Data provided:

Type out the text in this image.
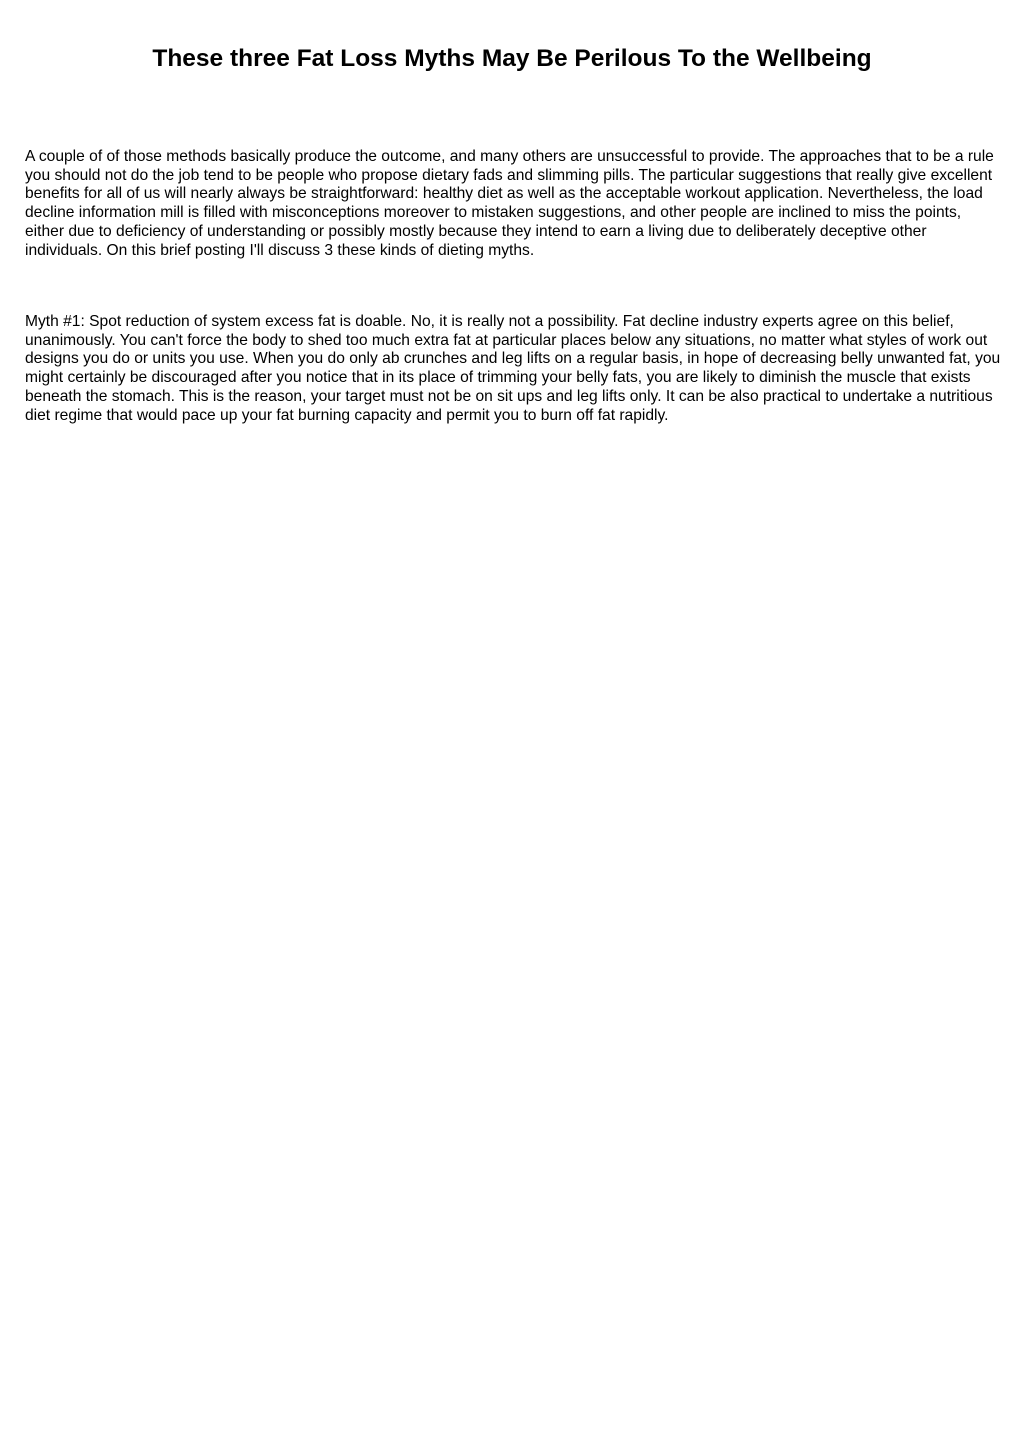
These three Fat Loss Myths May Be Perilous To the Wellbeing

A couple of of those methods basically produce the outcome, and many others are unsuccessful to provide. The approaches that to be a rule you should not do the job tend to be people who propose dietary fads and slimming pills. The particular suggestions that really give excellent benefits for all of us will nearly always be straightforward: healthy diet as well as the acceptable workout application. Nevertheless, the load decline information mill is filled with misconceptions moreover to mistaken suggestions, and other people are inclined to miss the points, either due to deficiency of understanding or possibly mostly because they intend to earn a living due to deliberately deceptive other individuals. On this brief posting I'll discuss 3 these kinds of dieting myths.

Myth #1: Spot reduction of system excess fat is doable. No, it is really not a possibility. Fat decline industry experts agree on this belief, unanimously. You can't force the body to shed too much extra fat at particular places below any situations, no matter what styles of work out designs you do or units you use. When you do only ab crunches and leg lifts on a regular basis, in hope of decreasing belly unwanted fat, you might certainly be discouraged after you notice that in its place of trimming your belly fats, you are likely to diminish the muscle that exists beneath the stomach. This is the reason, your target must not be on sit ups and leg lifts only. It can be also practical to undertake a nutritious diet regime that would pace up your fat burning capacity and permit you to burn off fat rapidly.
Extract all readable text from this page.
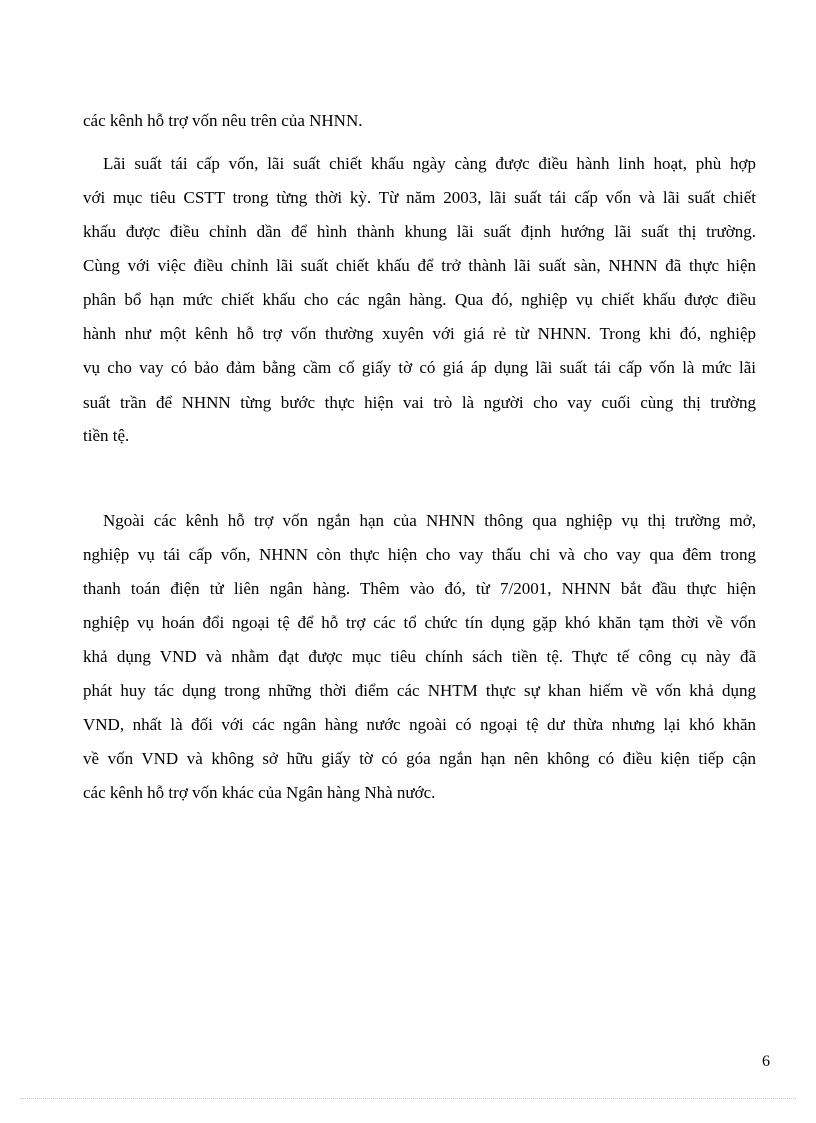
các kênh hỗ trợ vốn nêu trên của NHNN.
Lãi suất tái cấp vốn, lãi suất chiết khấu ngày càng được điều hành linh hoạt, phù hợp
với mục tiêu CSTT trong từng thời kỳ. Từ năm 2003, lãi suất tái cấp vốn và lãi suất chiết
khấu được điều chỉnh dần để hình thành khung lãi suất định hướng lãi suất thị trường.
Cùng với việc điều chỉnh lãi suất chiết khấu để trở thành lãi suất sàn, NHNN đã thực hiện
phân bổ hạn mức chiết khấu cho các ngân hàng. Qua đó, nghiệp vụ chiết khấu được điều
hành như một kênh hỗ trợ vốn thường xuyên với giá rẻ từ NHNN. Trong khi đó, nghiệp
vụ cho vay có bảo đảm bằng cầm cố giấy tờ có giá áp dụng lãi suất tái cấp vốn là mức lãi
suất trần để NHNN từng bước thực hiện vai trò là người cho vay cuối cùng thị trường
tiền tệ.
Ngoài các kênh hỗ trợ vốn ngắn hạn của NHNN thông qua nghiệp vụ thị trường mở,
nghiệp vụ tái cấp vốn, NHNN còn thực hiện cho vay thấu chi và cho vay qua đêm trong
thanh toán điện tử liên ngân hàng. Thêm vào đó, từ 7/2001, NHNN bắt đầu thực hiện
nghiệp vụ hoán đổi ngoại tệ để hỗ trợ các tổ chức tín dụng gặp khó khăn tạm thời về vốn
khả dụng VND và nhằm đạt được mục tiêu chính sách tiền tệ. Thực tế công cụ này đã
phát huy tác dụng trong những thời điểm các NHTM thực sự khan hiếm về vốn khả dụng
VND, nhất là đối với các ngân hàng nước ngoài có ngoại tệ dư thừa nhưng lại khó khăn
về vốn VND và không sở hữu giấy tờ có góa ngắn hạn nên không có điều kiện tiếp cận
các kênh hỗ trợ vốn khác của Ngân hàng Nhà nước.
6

Exercise description: Repeat exactly the lines above, from the line containing "Extract all readable text from this page." through the last line of the records, inclusive; omit any pictures.

Written response:
Extract all readable text from this page.
các kênh hỗ trợ vốn nêu trên của NHNN.
Lãi suất tái cấp vốn, lãi suất chiết khấu ngày càng được điều hành linh hoạt, phù hợp
với mục tiêu CSTT trong từng thời kỳ. Từ năm 2003, lãi suất tái cấp vốn và lãi suất chiết
khấu được điều chỉnh dần để hình thành khung lãi suất định hướng lãi suất thị trường.
Cùng với việc điều chỉnh lãi suất chiết khấu để trở thành lãi suất sàn, NHNN đã thực hiện
phân bổ hạn mức chiết khấu cho các ngân hàng. Qua đó, nghiệp vụ chiết khấu được điều
hành như một kênh hỗ trợ vốn thường xuyên với giá rẻ từ NHNN. Trong khi đó, nghiệp
vụ cho vay có bảo đảm bằng cầm cố giấy tờ có giá áp dụng lãi suất tái cấp vốn là mức lãi
suất trần để NHNN từng bước thực hiện vai trò là người cho vay cuối cùng thị trường
tiền tệ.
Ngoài các kênh hỗ trợ vốn ngắn hạn của NHNN thông qua nghiệp vụ thị trường mở,
nghiệp vụ tái cấp vốn, NHNN còn thực hiện cho vay thấu chi và cho vay qua đêm trong
thanh toán điện tử liên ngân hàng. Thêm vào đó, từ 7/2001, NHNN bắt đầu thực hiện
nghiệp vụ hoán đổi ngoại tệ để hỗ trợ các tổ chức tín dụng gặp khó khăn tạm thời về vốn
khả dụng VND và nhằm đạt được mục tiêu chính sách tiền tệ. Thực tế công cụ này đã
phát huy tác dụng trong những thời điểm các NHTM thực sự khan hiếm về vốn khả dụng
VND, nhất là đối với các ngân hàng nước ngoài có ngoại tệ dư thừa nhưng lại khó khăn
về vốn VND và không sở hữu giấy tờ có góa ngắn hạn nên không có điều kiện tiếp cận
các kênh hỗ trợ vốn khác của Ngân hàng Nhà nước.
6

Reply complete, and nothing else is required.